• **EXERCISE A**
In the conversation about speaking at large marketing events, in which venue was the 10x Growth Conference held?
• **EXERCISE B**
Write the next part of the conversation about large events and the reach of online marketing, picking up after its final line.

• **SELECTED EXTRACT**
* * * * * * *
James: Yeah. That was poorly done.
Ezra: Yeah, I mean, how do you handle 6000 people? That’s so crazy.
James: Well you could tell them that they could preregister the night before, or you could have them print off a ticket or something like that. You know, like stadiums do, when you go to Guns N’ Roses in a stadium?
Ezra: Well, speaking of stadiums, this is what I was going to bring up, was that right before the T&C event, I was in Las Vegas speaking at an event called 10x Growth Conference, and it was a nine-thousand-person event in the Mandalay Bay Events Center. It was the biggest stage that I have ever spoken to that many people.
Still a niche community
It just reminded me like, how niche our community really is, when you think about how many people there are, right? Like, these were not internet marketers. I’m used to speaking to business owners who market online. These were salespeople, real estate folks. It was a whole different crowd of folks who were interested in taking their local services, for the most part businesses, and using online marketing to grow it.
And these people had no problem putting 10000 people in a room. And I thought, boy, this online marketing stuff still really hasn’t penetrated mainstream. It’s still actually not, like, out there, out there, you know? People still don’t really know how to do it, and I was just blown away by the potential.
* * * * * * *
• **EXTRACTED DATA**
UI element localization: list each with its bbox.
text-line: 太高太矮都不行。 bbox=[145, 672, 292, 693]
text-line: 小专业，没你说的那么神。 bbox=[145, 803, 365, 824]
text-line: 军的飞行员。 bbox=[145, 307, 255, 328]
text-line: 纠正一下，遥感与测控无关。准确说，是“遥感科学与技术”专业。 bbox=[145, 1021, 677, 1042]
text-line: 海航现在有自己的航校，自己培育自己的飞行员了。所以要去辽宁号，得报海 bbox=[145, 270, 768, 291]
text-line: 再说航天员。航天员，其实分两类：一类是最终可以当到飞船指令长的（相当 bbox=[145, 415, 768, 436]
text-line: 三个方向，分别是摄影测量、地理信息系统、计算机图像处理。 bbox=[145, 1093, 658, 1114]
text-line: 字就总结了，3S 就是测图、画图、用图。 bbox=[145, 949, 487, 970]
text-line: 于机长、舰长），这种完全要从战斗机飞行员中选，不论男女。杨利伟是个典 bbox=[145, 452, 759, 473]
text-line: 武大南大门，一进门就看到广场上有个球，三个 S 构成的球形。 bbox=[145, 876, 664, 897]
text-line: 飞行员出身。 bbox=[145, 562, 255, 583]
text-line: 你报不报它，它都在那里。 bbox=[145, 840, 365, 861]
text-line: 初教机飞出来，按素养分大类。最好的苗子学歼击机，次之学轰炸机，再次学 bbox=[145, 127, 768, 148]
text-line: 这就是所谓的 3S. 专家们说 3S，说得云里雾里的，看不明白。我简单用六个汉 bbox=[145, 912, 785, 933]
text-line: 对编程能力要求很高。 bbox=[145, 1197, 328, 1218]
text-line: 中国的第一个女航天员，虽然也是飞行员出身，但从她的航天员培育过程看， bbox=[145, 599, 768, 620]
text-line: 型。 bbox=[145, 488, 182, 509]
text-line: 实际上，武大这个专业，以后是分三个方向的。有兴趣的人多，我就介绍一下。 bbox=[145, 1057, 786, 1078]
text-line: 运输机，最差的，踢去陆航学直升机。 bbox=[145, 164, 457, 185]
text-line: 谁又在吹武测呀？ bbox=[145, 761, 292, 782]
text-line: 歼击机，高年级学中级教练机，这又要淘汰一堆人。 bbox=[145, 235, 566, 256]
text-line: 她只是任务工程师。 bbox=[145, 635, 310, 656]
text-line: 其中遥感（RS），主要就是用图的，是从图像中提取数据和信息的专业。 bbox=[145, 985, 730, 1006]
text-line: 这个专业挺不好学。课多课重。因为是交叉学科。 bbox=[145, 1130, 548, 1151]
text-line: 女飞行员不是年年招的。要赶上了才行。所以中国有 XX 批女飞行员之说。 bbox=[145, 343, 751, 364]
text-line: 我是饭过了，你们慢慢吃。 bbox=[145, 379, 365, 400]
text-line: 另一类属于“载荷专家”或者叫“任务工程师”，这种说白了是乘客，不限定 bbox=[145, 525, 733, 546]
* * * * * * *
• **ANSWER A**
The Mandalay Bay Events Center in Las Vegas.

• **ANSWER B**
James: I’ve told my local’s surf shop seven times now, ‘Guys, with your Instagram, use hashtags.’ They can’t get this. They do their once-a-week update on Instagram. Please use hashtags. Like, just, put a hashtag.
Ezra: No hashtag that ties them all together.
James: Yeah, it’s still not mainstream is it? At all.
James: Imagine how rare was it a decade ago?
Ezra: It’s not. It’s really not.
James: Like, we were aliens, absolute aliens. Normal people weren’t onto Twitter or Facebook.
Ezra: Well, do you remember the label, “internet marketer”, being ashamed of that label? I would not want to tell people I was an internet marketer. That was the label that I identified with, internet marketer.
James: It’s not the one I identified with.
Ezra: It’s no longer the label I identify with, but it was. And any time I said that, people were like, ‘Oh, so you do porn? Or, you sell gambling?’ They just didn’t get it, you know?
James: I mean, when I think of internet marketer, I think of all those sleazy blind offers on…
Ezra: JVZoo?
James: Yeah those sort of platforms.
Ezra: The Warrior Forum? OK, so maybe internet marketer was a terrible label.
James: Yeah, grubby little forums of 55-year-old men in mom’s basement hustling people for a quick buck.
Ezra: OK, so maybe that label is just a terrible label that has a negative connotation, and I should drop that label, which I kind of have, you know, and now say, “online entrepreneur”.
The advantages of going broad
James: I went broader with my book, I went much broader. With Work Less Make More, it’s really aimed at even people who have a job or kids, and saying, look here’s some ideas for you. And I actually went through the entire book and stripped it of internet marketing lingo, and made sure that it’s applicable to a plumber or a dentist or a kid at uni, so that it’s more a mainstream book. I’m more in the business space, which is lucky I didn’t sub niche my sub niche my sub niche, which everyone teaches. You know, SuperFastBusiness is a pretty broad label, as is Smart Marketer.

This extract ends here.